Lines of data

begin

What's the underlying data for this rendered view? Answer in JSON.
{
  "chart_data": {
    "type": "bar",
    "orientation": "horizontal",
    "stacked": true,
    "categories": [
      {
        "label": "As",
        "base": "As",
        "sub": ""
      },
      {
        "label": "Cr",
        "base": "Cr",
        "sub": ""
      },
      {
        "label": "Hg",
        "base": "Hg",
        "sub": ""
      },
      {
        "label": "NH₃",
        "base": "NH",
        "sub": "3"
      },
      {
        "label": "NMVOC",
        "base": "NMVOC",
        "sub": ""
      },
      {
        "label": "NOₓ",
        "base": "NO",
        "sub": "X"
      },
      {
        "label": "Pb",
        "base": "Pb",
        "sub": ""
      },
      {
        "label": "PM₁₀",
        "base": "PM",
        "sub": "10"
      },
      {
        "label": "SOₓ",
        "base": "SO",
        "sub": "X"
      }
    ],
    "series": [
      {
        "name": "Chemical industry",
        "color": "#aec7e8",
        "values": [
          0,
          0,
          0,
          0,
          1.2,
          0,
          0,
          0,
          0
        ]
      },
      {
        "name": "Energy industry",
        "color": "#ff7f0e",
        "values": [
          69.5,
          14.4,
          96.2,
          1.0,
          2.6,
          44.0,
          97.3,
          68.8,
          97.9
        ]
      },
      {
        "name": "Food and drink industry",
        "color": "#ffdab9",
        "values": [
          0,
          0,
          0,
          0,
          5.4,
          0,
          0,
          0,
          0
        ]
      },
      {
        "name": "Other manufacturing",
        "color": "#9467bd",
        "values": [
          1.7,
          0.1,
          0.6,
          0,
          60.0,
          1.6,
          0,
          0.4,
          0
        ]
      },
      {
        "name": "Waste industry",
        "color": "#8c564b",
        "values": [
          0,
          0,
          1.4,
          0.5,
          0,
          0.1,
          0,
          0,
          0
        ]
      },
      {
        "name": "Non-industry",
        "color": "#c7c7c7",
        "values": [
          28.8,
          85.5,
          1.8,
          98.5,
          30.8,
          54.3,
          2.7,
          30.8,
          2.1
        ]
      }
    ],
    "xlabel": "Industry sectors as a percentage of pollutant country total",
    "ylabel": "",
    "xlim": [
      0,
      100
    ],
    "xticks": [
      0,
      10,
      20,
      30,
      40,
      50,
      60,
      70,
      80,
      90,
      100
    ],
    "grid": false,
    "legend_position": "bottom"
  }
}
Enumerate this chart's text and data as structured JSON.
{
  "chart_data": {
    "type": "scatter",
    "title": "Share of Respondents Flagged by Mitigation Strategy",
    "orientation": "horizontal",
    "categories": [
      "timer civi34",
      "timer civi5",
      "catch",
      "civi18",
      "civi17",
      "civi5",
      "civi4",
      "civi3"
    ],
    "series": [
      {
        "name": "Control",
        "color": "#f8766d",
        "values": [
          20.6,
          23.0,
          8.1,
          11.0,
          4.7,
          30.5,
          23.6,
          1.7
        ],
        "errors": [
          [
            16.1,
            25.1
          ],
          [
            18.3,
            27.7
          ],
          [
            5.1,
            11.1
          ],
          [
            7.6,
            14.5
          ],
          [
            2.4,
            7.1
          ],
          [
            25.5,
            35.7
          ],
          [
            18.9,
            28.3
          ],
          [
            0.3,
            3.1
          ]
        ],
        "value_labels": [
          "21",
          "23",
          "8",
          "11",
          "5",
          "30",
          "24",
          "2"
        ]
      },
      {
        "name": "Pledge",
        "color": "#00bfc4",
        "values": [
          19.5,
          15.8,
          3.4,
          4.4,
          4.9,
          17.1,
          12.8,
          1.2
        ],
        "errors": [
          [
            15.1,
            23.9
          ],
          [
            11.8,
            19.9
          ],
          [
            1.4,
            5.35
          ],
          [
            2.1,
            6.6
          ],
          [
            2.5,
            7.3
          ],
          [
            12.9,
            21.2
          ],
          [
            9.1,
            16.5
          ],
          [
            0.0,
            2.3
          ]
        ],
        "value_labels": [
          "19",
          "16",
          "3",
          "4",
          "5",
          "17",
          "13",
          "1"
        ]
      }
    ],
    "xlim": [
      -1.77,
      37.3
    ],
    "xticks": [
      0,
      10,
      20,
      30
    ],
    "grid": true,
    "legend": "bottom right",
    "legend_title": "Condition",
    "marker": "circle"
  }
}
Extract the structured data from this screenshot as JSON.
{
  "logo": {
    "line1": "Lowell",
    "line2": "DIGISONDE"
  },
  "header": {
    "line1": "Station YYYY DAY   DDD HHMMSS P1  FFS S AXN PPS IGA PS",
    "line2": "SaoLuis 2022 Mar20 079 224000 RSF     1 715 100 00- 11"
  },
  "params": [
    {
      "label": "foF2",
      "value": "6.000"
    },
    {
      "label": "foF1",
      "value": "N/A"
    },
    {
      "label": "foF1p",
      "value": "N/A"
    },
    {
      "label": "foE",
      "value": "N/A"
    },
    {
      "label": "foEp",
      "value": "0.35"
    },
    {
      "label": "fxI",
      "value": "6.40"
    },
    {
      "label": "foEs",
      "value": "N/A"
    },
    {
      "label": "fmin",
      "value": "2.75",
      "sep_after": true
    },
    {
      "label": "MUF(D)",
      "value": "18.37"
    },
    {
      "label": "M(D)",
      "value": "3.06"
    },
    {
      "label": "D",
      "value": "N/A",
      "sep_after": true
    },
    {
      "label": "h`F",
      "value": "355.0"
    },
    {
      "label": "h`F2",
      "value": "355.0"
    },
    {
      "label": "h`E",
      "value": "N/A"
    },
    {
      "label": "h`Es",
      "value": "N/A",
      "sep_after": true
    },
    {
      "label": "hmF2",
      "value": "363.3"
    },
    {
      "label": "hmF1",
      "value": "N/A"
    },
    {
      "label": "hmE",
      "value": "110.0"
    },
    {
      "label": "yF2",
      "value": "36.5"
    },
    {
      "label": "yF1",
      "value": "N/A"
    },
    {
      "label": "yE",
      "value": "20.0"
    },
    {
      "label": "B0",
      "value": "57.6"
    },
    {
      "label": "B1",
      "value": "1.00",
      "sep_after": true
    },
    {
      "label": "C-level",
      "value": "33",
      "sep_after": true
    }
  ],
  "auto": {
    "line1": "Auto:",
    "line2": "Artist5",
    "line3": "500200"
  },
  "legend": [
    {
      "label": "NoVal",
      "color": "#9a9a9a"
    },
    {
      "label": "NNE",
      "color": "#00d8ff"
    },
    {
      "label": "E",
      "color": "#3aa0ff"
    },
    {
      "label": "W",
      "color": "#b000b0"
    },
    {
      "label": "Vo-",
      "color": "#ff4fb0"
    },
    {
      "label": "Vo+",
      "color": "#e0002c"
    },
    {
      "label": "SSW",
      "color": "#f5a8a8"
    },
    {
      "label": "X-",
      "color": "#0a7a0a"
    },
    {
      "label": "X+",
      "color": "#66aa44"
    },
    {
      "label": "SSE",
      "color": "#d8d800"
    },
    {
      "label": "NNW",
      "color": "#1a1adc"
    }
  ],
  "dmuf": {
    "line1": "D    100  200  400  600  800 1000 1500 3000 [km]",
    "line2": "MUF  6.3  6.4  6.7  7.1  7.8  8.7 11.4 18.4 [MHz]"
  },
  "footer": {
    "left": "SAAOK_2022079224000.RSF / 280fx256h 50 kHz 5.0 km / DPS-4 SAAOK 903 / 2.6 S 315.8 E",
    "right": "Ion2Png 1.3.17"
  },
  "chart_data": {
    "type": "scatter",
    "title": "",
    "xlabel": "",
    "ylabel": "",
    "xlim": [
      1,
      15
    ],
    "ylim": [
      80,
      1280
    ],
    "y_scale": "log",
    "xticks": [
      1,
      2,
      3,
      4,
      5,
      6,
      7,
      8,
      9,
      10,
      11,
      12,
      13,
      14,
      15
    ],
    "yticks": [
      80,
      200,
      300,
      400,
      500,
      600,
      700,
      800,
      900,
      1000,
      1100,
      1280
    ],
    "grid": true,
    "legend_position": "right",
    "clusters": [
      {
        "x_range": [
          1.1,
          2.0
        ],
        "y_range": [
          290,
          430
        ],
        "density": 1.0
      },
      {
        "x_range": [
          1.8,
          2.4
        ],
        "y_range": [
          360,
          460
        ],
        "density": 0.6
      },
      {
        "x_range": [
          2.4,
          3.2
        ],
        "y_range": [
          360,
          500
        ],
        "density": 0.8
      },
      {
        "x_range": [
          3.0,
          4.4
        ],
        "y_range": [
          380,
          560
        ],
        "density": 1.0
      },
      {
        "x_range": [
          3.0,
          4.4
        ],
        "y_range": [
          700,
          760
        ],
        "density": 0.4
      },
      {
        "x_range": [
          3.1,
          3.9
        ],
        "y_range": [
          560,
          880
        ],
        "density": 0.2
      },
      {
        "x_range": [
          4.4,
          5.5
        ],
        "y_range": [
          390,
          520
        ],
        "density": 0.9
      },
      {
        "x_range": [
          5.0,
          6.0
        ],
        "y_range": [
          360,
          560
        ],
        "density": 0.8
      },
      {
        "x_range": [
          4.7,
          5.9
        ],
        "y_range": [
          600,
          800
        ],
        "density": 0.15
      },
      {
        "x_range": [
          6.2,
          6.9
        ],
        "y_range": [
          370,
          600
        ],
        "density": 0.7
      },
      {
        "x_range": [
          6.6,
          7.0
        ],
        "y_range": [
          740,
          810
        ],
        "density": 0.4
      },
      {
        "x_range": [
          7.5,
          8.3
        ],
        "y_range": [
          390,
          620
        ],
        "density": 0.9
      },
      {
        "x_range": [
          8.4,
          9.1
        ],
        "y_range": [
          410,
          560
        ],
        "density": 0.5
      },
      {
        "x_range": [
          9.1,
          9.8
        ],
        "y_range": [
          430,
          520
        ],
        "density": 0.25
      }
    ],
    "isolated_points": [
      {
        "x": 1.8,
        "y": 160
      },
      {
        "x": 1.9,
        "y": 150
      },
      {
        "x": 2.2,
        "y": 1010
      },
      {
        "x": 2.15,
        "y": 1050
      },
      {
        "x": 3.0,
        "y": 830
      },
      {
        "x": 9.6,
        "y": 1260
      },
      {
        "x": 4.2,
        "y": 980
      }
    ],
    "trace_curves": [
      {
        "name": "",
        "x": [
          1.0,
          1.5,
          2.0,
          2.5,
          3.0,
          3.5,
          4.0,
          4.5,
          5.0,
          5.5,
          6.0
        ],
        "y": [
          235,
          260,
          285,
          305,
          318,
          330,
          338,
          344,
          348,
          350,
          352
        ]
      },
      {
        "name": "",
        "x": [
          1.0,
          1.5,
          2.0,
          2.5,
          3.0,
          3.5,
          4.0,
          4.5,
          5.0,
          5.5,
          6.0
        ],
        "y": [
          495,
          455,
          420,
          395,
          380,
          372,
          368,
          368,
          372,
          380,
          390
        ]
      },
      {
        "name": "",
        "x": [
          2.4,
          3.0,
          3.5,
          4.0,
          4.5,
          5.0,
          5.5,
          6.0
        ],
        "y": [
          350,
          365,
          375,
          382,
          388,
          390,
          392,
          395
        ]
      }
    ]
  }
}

end

→ **Stated task**:
Find the word "right" in the entries, and copy every line it shows up in.

→ **Completed task**:
    "legend": "bottom right",
    "right": "Ion2Png 1.3.17"
    "legend_position": "right",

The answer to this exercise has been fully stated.